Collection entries
** START **

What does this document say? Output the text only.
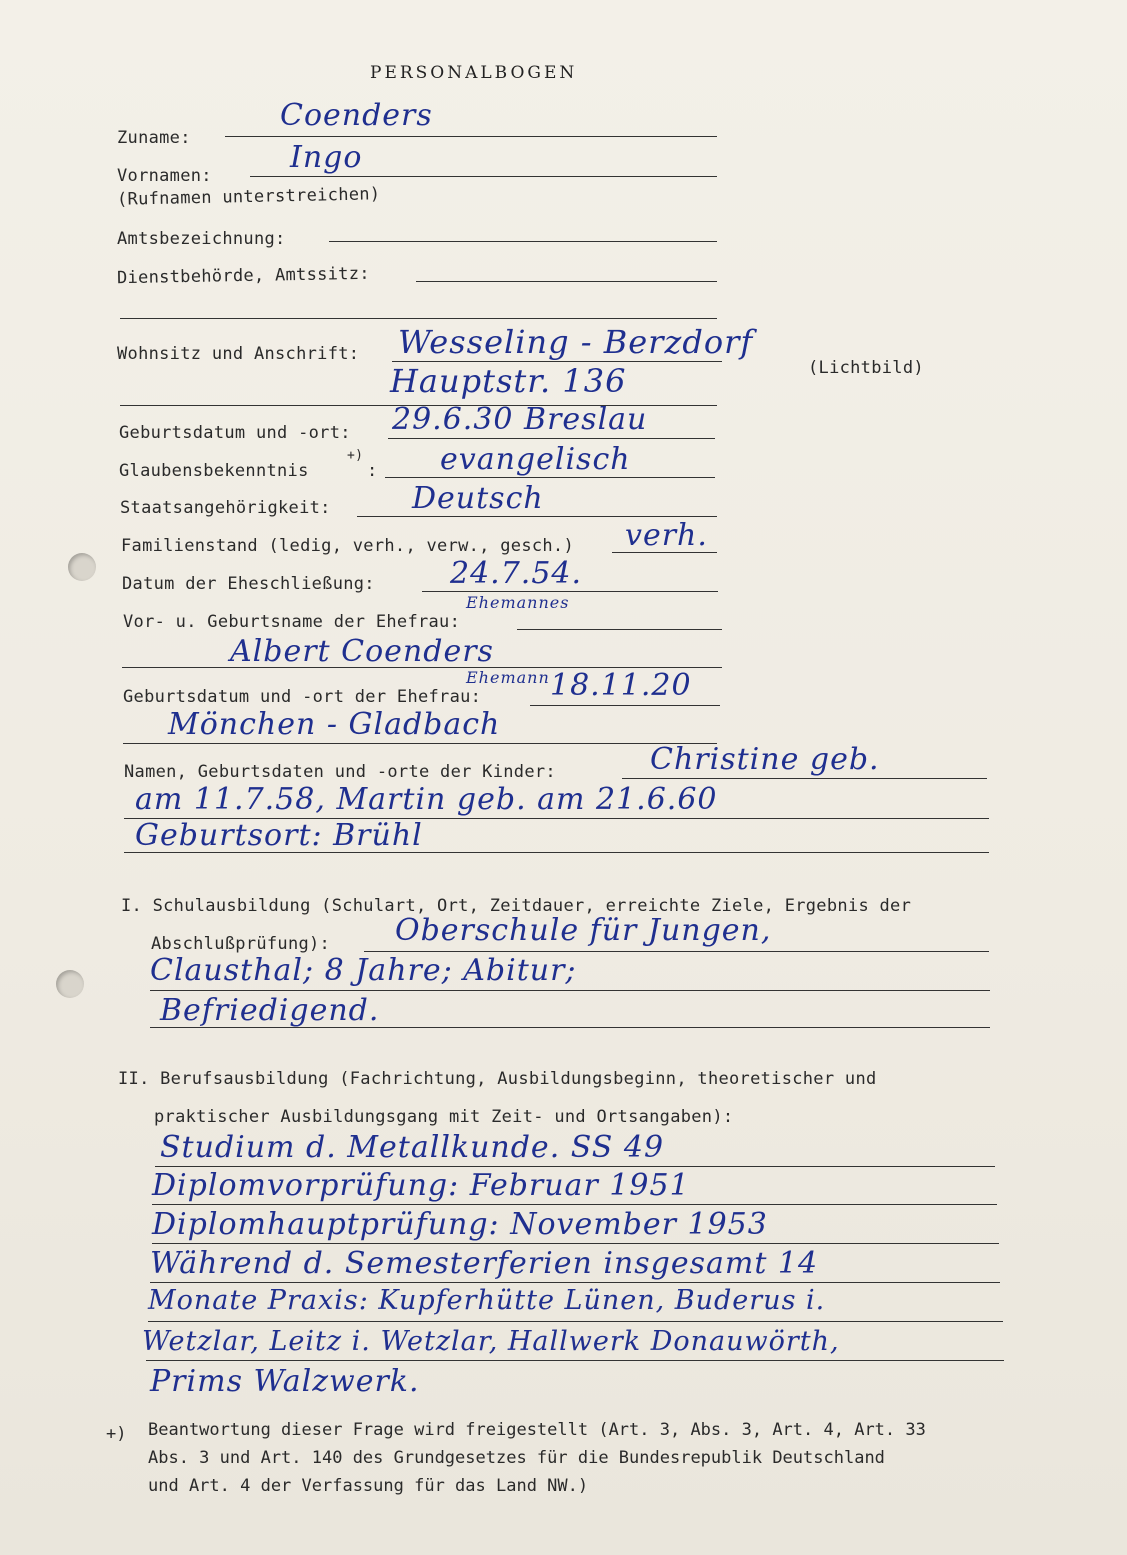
PERSONALBOGEN
Zuname:
Coenders
Vornamen:
Ingo
(Rufnamen unterstreichen)
Amtsbezeichnung:
Dienstbehörde, Amtssitz:
Wohnsitz und Anschrift: Wesseling - Berzdorf
Hauptstr. 136	(Lichtbild)
Geburtsdatum und -ort: 29.6.30 Breslau
Glaubensbekenntnis
+)
: evangelisch
Staatsangehörigkeit:	Deutsch
Familienstand (ledig, verh., verw., gesch.) verh.
Datum der Eheschließung:	24.7.54.
Vor- u. Geburtsname der Ehefrau:
Ehemannes
Albert Coenders
Geburtsdatum und -ort der Ehefrau:
Ehemann 18.11.20
Mönchen - Gladbach
Namen, Geburtsdaten und -orte der Kinder:	Christine geb.
am 11.7.58, Martin geb. am 21.6.60
Geburtsort: Brühl
I. Schulausbildung (Schulart, Ort, Zeitdauer, erreichte Ziele, Ergebnis der
Abschlußprüfung): Oberschule für Jungen,
Clausthal; 8 Jahre; Abitur;
Befriedigend.
II. Berufsausbildung (Fachrichtung, Ausbildungsbeginn, theoretischer und
praktischer Ausbildungsgang mit Zeit- und Ortsangaben):
Studium d. Metallkunde. SS 49
Diplomvorprüfung: Februar 1951
Diplomhauptprüfung: November 1953
Während d. Semesterferien insgesamt 14
Monate Praxis: Kupferhütte Lünen, Buderus i.
Wetzlar, Leitz i. Wetzlar, Hallwerk Donauwörth,
Prims Walzwerk.
+) Beantwortung dieser Frage wird freigestellt (Art. 3, Abs. 3, Art. 4, Art. 33
Abs. 3 und Art. 140 des Grundgesetzes für die Bundesrepublik Deutschland
und Art. 4 der Verfassung für das Land NW.)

** END **

» WHAT IS ASKED: Return all the entries word for word, but omit any pictures they contain.

» SOLUTION FOR THIS TASK:
What does this document say? Output the text only.
PERSONALBOGEN
Zuname:
Coenders
Vornamen:
Ingo
(Rufnamen unterstreichen)
Amtsbezeichnung:
Dienstbehörde, Amtssitz:
Wohnsitz und Anschrift: Wesseling - Berzdorf
Hauptstr. 136	(Lichtbild)
Geburtsdatum und -ort: 29.6.30 Breslau
Glaubensbekenntnis
+)
: evangelisch
Staatsangehörigkeit:	Deutsch
Familienstand (ledig, verh., verw., gesch.) verh.
Datum der Eheschließung:	24.7.54.
Vor- u. Geburtsname der Ehefrau:
Ehemannes
Albert Coenders
Geburtsdatum und -ort der Ehefrau:
Ehemann 18.11.20
Mönchen - Gladbach
Namen, Geburtsdaten und -orte der Kinder:	Christine geb.
am 11.7.58, Martin geb. am 21.6.60
Geburtsort: Brühl
I. Schulausbildung (Schulart, Ort, Zeitdauer, erreichte Ziele, Ergebnis der
Abschlußprüfung): Oberschule für Jungen,
Clausthal; 8 Jahre; Abitur;
Befriedigend.
II. Berufsausbildung (Fachrichtung, Ausbildungsbeginn, theoretischer und
praktischer Ausbildungsgang mit Zeit- und Ortsangaben):
Studium d. Metallkunde. SS 49
Diplomvorprüfung: Februar 1951
Diplomhauptprüfung: November 1953
Während d. Semesterferien insgesamt 14
Monate Praxis: Kupferhütte Lünen, Buderus i.
Wetzlar, Leitz i. Wetzlar, Hallwerk Donauwörth,
Prims Walzwerk.
+) Beantwortung dieser Frage wird freigestellt (Art. 3, Abs. 3, Art. 4, Art. 33
Abs. 3 und Art. 140 des Grundgesetzes für die Bundesrepublik Deutschland
und Art. 4 der Verfassung für das Land NW.)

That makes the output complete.